### Work to be completed
The answer must be every line of the data that holds the word "clinic".

Records from a dataset:
★ ★ ★ ★

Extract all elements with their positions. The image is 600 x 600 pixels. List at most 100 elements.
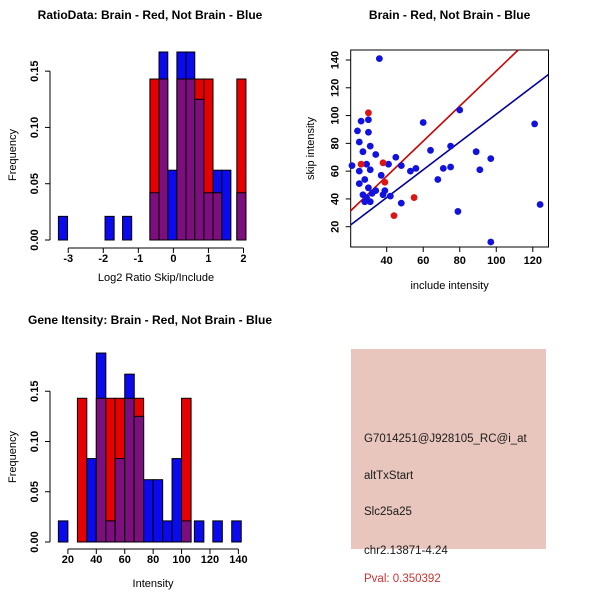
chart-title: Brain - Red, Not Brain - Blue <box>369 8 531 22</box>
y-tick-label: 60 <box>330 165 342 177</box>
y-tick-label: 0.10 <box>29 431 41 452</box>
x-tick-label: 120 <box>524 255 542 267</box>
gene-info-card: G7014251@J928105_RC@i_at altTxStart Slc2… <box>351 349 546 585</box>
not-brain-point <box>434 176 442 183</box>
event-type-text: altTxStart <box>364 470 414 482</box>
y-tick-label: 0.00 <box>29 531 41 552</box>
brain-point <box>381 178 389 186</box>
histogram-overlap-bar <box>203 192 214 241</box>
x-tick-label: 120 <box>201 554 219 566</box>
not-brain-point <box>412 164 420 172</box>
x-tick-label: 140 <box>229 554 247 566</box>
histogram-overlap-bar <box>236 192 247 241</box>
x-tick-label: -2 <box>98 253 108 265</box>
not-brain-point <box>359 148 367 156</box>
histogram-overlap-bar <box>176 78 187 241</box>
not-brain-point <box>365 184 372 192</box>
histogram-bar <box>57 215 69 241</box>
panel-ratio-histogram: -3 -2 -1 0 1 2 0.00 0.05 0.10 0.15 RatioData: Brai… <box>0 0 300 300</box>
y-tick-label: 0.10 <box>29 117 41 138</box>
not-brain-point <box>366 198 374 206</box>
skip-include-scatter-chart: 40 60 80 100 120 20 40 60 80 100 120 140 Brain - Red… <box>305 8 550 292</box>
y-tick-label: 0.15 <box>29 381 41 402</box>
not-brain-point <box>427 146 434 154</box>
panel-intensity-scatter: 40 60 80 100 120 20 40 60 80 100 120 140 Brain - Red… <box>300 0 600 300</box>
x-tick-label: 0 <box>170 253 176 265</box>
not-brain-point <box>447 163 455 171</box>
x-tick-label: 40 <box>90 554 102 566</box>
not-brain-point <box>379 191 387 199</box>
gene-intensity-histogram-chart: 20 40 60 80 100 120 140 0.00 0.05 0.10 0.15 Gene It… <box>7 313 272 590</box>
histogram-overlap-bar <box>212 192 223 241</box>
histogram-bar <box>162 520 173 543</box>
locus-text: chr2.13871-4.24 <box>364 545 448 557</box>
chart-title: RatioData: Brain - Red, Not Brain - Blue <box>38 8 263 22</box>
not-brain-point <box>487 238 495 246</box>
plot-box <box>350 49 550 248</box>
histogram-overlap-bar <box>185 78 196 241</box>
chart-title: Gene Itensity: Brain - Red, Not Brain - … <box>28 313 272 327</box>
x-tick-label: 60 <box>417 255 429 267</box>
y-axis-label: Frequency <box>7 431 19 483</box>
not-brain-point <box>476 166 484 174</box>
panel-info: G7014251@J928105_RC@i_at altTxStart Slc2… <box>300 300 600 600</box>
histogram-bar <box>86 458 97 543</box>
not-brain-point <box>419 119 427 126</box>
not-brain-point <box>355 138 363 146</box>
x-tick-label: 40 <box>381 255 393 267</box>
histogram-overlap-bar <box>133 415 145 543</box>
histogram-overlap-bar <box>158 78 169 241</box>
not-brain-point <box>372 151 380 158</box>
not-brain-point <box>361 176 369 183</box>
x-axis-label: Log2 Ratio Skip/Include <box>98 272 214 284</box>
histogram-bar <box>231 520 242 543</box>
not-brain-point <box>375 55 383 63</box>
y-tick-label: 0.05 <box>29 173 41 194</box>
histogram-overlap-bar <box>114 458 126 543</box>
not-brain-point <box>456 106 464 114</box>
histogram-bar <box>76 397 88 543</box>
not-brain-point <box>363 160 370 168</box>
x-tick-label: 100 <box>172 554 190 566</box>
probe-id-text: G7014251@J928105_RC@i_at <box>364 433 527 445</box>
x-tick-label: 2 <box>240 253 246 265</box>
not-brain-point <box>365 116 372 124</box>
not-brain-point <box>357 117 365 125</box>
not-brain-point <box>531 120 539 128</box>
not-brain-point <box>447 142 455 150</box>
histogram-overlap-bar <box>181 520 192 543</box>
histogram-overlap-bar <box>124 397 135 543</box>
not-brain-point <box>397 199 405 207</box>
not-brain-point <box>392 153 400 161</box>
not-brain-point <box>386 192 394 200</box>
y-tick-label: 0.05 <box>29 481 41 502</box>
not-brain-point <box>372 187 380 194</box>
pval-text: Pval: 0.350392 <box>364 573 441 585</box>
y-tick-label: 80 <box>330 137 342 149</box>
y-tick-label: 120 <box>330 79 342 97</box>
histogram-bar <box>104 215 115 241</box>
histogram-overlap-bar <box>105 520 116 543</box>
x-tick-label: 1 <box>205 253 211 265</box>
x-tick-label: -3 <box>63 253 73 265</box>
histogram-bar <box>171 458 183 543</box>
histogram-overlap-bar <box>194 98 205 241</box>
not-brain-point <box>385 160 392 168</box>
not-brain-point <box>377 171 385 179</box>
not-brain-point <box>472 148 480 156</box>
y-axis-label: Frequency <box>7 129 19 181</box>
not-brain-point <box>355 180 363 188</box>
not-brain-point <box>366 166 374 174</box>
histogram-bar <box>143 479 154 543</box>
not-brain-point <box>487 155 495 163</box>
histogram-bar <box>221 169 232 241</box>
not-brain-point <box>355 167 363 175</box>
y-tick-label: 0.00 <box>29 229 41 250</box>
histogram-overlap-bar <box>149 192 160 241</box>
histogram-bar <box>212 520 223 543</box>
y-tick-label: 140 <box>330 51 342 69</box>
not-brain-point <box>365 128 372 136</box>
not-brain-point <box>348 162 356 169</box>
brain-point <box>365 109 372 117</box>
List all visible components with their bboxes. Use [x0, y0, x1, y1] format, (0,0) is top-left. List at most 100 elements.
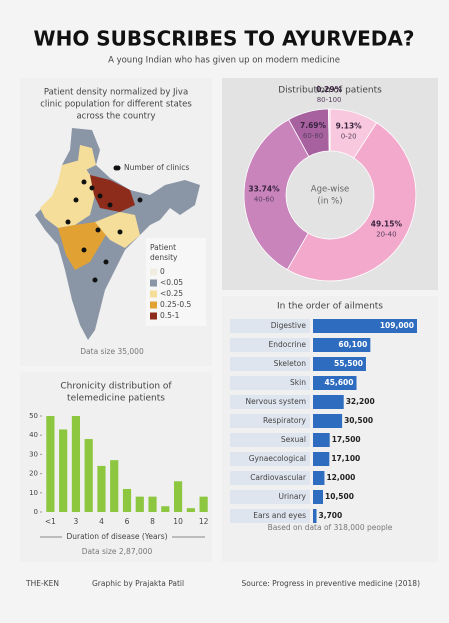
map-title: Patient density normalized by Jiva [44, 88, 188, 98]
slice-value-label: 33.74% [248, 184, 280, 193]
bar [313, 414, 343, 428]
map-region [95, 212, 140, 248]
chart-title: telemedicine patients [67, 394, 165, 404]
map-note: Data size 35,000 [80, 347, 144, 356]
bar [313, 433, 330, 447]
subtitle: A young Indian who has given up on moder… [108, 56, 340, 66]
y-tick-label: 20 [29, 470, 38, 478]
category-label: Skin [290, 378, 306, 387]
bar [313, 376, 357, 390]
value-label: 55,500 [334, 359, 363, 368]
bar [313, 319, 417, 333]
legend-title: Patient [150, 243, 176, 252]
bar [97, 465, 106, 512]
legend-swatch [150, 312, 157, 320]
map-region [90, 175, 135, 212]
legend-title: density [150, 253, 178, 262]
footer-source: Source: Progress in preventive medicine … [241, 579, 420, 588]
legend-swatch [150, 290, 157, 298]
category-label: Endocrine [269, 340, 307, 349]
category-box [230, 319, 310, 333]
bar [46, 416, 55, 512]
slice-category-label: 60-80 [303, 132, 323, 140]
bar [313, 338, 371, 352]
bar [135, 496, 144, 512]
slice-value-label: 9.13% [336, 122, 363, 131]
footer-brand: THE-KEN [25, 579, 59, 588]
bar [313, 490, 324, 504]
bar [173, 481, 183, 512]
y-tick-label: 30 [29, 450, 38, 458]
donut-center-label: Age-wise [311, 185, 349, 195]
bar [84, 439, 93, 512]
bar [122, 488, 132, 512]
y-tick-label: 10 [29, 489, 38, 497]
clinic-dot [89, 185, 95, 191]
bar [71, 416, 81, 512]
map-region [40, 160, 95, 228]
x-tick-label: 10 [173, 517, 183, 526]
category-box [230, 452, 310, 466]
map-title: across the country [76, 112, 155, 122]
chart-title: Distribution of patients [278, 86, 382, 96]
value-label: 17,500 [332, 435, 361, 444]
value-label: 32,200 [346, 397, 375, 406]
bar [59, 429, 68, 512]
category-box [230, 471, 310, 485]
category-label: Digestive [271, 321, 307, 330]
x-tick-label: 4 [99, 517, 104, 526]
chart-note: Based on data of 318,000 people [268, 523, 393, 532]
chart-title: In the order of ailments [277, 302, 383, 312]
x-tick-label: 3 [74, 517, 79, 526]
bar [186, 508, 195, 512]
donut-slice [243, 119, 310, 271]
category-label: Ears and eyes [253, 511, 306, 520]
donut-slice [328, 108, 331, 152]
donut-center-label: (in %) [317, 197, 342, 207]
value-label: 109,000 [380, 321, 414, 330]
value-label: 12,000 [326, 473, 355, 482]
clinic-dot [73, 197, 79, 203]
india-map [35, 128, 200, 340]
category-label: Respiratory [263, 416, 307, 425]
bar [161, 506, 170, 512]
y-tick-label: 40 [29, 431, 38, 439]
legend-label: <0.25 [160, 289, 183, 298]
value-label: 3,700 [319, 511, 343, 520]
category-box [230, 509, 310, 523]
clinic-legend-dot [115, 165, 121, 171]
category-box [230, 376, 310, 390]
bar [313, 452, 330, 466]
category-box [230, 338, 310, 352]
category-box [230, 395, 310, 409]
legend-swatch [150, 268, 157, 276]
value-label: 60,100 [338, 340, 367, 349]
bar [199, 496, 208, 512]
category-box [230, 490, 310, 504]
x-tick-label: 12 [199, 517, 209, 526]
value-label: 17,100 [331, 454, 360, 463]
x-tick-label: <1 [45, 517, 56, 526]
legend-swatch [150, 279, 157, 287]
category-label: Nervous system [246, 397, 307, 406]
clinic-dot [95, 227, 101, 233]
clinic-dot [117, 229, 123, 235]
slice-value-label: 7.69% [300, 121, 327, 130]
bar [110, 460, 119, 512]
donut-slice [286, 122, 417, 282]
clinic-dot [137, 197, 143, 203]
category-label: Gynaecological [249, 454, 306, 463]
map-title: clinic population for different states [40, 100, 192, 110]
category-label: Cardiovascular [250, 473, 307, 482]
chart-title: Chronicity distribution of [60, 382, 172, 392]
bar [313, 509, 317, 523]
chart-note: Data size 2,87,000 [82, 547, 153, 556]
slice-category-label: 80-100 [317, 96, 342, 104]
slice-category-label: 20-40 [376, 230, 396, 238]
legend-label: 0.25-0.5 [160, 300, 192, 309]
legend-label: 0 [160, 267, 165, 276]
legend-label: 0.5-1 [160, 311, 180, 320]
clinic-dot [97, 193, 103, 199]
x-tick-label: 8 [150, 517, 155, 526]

★ ★ ★ ★

### Solution for this task
clinic-dot [89, 185, 95, 191]
clinic-dot [73, 197, 79, 203]
clinic-legend-dot [115, 165, 121, 171]
clinic-dot [95, 227, 101, 233]
clinic-dot [117, 229, 123, 235]
clinic-dot [137, 197, 143, 203]
map-title: clinic population for different states [40, 100, 192, 110]
clinic-dot [97, 193, 103, 199]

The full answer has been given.